STATED GOAL ▸ The records that follow are to be repeated exactly, with the pictures removed.
──────── SOURCE DATA ────────
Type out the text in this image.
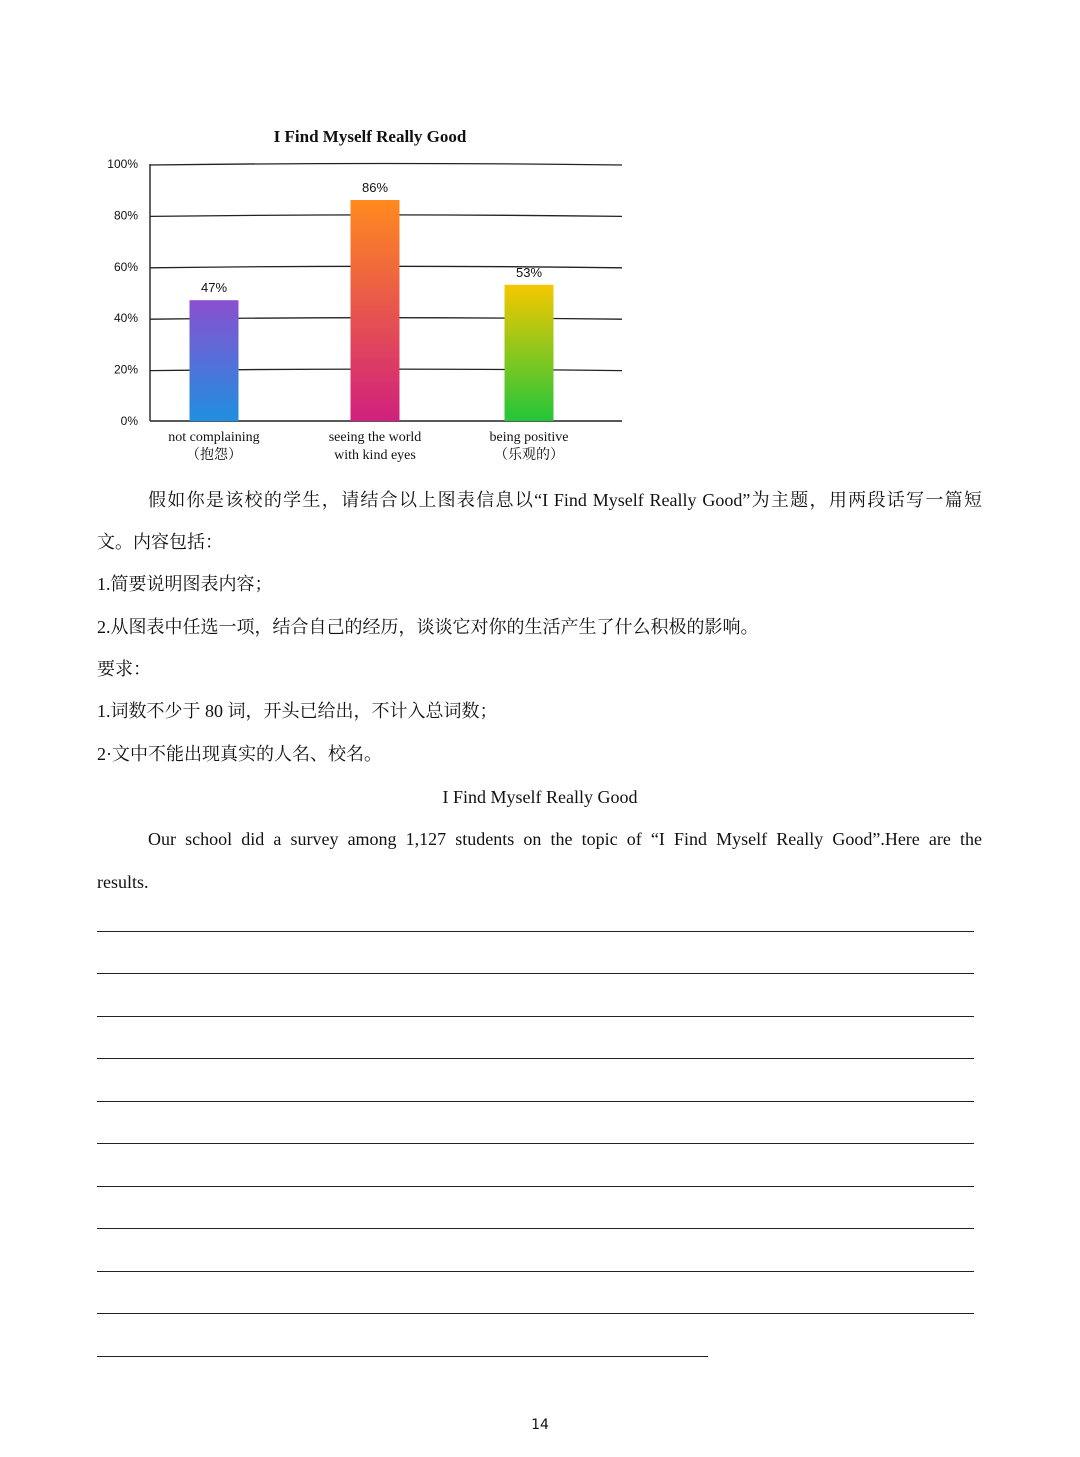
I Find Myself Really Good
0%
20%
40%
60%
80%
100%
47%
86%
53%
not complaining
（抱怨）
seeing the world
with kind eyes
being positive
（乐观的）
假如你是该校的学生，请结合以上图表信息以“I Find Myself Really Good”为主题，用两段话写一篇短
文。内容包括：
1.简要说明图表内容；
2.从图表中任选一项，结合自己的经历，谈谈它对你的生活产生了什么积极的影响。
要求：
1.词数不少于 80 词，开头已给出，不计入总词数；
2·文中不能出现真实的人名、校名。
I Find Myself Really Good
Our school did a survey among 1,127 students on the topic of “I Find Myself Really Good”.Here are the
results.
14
────────
FINISHED ANSWER ▸
Type out the text in this image.
I Find Myself Really Good
0%
20%
40%
60%
80%
100%
47%
86%
53%
not complaining
（抱怨）
seeing the world
with kind eyes
being positive
（乐观的）
假如你是该校的学生，请结合以上图表信息以“I Find Myself Really Good”为主题，用两段话写一篇短
文。内容包括：
1.简要说明图表内容；
2.从图表中任选一项，结合自己的经历，谈谈它对你的生活产生了什么积极的影响。
要求：
1.词数不少于 80 词，开头已给出，不计入总词数；
2·文中不能出现真实的人名、校名。
I Find Myself Really Good
Our school did a survey among 1,127 students on the topic of “I Find Myself Really Good”.Here are the
results.
14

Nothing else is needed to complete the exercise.